▸ **REQUIRED WORK**
Copy every line that mentions the word "плода".

▸ **MATERIAL FOR THIS TASK**
- - - - -

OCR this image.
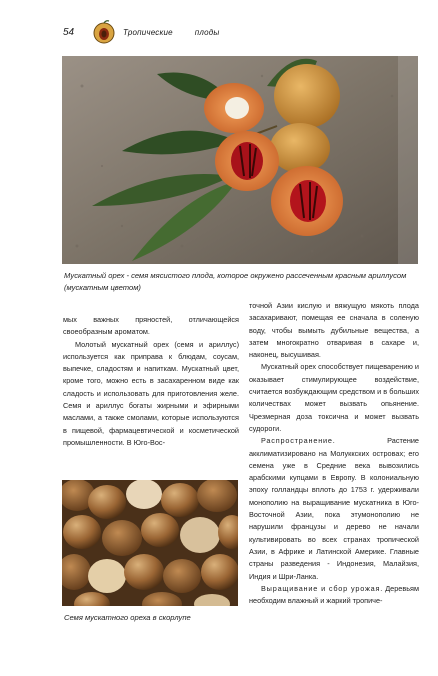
54	Тропические	плоды
Мускатный орех - семя мясистого плода, которое окружено рассеченным красным ариллусом (мускатным цветом)

мых важных пряностей, отличающейся своеобразным ароматом.

Молотый мускатный орех (семя и ариллус) используется как приправа к блюдам, соусам, выпечке, сладостям и напиткам. Мускатный цвет, кроме того, можно есть в засахаренном виде как сладость и использовать для приготовления желе. Семя и ариллус богаты жирными и эфирными маслами, а также смолами, которые используются в пищевой, фармацевтической и косметической промышленности. В Юго-Вос-

Семя мускатного ореха в скорлупе

точной Азии кислую и вяжущую мякоть плода засахаривают, помещая ее сначала в соленую воду, чтобы вымыть дубильные вещества, а затем многократно отваривая в сахаре и, наконец, высушивая.

Мускатный орех способствует пищеварению и оказывает стимулирующее воздействие, считается возбуждающим средством и в больших количествах может вызвать опьянение. Чрезмерная доза токсична и может вызвать судороги.

Распространение.	Растение акклиматизировано на Молуккских островах; его семена уже в Средние века вывозились арабскими купцами в Европу. В колониальную эпоху голландцы вплоть до 1753 г. удерживали монополию на выращивание мускатника в Юго-Восточной Азии, пока этумонополию не нарушили французы и дерево не начали культивировать во всех странах тропической Азии, в Африке и Латинской Америке. Главные страны разведения - Индонезия, Малайзия, Индия и Шри-Ланка.

Выращивание и сбор урожая. Деревьям необходим влажный и жаркий тропиче-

- - - - -

▸ **RESPONSE TO THE EXERCISE**
Мускатный орех - семя мясистого плода, которое окружено рассеченным красным ариллусом (мускатным цветом)
точной Азии кислую и вяжущую мякоть плода засахаривают, помещая ее сначала в соленую воду, чтобы вымыть дубильные вещества, а затем многократно отваривая в сахаре и, наконец, высушивая.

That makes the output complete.